Hystricella bicarinata
- Conservation status: Near Threatened (IUCN 3.1)

Scientific classification
- Kingdom: Animalia
- Phylum: Arthropoda
- Clade: Pancrustacea
- Class: Insecta
- Order: Lepidoptera
- Family: Geometridae
- Genus: Hystricella
- Species: H. bicarinata
- Binomial name: Hystricella bicarinata (G.B.Sowerby I, 1824)
- Synonyms: Discula bicarinata Sowerby I; Geomitra bicarinata (G. B. Sowerby I, 1824); Helix (Helicella) duplicata R. T. Lowe, 1831 (junior synonym); Helix (Hystricella) bicarinata G. B. Sowerby I, 1824 ·; Helix bicarinata G. B. Sowerby I, 1824 (original combination); Hystricella bicarinata bicarinata (G. B. Sowerby I, 1824);

= Hystricella bicarinata =

- Authority: (G.B.Sowerby I, 1824)
- Conservation status: NT
- Synonyms: Discula bicarinata Sowerby I, Geomitra bicarinata (G. B. Sowerby I, 1824), Helix (Helicella) duplicata R. T. Lowe, 1831 (junior synonym), Helix (Hystricella) bicarinata G. B. Sowerby I, 1824 ·, Helix bicarinata G. B. Sowerby I, 1824 (original combination), Hystricella bicarinata bicarinata (G. B. Sowerby I, 1824)

Species of gastropod

Hystricella bicarinata is a species of air-breathing land snail, a terrestrial pulmonate gastropod mollusk in the family Geomitridae, the hairy snails and their allies.

Two subspecies are recognised, one extant and one known only as a fossil.

==Description==
(Original description) This minute species exhibits a rather globular form with a short, slightly conical spire. The spire comprises five squarish whorls, each featuring two central carinae (keels), the upper of which is rather obtuse. The aperture is entire and round, with a distinct peristome. The umbilicus is small. A notable characteristic is the surface, which is covered with a granular epidermis.

==Distribution==
This species is endemic to the island of Porto Santo in the Madeira archipelago, Portugal. They are terrestrial and are found under rocks in grasslands. They have a very limited range, confined to about ten square kilometers but are abundant within that area.
------------------------
== Task set ==
• a. List every synonym that the article on Hystricella bicarinata gives for the species.
• b. Translate this sentence from the article on Hystricella bicarinata into Spanish: "This species is endemic to the island of Porto Santo in the Madeira archipelago, Portugal."

Structured page parsing data
------------------------
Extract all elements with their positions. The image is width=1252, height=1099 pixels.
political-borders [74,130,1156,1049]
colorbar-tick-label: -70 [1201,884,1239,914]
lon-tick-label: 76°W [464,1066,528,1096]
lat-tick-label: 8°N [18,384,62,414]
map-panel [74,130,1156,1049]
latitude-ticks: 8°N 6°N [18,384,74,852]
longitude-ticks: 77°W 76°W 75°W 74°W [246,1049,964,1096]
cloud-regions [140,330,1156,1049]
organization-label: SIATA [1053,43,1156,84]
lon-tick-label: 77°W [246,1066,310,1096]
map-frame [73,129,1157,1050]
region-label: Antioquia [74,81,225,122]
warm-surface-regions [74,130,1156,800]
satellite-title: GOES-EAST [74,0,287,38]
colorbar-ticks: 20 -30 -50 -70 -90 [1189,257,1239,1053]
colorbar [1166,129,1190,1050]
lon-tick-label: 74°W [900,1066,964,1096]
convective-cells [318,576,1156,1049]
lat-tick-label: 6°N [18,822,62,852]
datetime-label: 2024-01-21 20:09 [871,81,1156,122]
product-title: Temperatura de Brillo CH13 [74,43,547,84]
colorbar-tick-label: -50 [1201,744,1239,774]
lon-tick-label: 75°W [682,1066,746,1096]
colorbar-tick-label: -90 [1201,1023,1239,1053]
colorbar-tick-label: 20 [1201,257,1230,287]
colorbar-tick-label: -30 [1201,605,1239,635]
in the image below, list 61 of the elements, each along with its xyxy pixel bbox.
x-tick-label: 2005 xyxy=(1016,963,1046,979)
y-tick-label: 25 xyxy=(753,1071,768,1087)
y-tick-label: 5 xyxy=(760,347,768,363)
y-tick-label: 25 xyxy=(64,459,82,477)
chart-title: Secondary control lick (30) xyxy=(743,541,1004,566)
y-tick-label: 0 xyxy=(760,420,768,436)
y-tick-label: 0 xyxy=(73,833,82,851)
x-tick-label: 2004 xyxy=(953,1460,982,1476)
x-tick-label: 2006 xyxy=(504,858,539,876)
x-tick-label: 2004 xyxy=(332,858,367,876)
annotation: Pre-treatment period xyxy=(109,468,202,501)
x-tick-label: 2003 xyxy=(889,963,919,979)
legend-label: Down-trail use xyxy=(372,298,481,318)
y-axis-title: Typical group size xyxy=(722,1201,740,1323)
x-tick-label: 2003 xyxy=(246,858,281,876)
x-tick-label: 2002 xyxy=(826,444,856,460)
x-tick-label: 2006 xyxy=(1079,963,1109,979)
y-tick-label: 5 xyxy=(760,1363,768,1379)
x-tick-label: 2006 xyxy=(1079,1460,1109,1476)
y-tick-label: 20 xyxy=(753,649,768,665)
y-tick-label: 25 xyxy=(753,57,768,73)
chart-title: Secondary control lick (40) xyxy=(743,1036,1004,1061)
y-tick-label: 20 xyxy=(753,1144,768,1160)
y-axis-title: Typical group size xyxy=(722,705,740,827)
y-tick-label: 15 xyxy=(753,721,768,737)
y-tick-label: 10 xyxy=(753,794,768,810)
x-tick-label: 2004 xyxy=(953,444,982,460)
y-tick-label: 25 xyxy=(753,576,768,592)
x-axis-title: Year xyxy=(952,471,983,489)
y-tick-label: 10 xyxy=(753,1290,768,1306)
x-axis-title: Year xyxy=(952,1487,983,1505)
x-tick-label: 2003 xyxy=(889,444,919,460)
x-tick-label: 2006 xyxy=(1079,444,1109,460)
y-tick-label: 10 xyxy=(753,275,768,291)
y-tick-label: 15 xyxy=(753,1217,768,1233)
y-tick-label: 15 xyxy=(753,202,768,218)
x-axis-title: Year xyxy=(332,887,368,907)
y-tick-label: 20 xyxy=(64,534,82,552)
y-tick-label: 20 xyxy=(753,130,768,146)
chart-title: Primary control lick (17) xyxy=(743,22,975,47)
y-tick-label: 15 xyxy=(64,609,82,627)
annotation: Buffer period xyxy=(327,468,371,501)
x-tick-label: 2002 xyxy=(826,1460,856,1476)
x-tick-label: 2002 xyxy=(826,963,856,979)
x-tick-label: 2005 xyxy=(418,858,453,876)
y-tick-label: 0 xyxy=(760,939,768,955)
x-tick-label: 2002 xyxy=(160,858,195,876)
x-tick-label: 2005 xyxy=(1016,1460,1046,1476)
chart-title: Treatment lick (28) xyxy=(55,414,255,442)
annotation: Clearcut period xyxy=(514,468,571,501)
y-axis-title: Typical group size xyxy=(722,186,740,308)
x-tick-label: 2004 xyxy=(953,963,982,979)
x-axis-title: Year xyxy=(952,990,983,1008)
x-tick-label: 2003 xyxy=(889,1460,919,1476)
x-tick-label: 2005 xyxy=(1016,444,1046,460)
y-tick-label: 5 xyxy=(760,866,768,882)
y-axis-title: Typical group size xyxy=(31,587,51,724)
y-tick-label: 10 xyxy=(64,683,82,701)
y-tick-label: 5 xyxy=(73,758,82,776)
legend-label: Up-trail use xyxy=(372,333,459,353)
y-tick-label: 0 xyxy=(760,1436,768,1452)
------------------------
== Answers for each item ==
• a.
- Discula bicarinata Sowerby I
- Geomitra bicarinata (G. B. Sowerby I, 1824)
- Helix (Helicella) duplicata R. T. Lowe, 1831
- Helix (Hystricella) bicarinata G. B. Sowerby I, 1824
- Helix bicarinata G. B. Sowerby I, 1824
- Hystricella bicarinata bicarinata (G. B. Sowerby I, 1824)

• b. Esta especie es endémica de la isla de Porto Santo, en el archipiélago de Madeira, Portugal.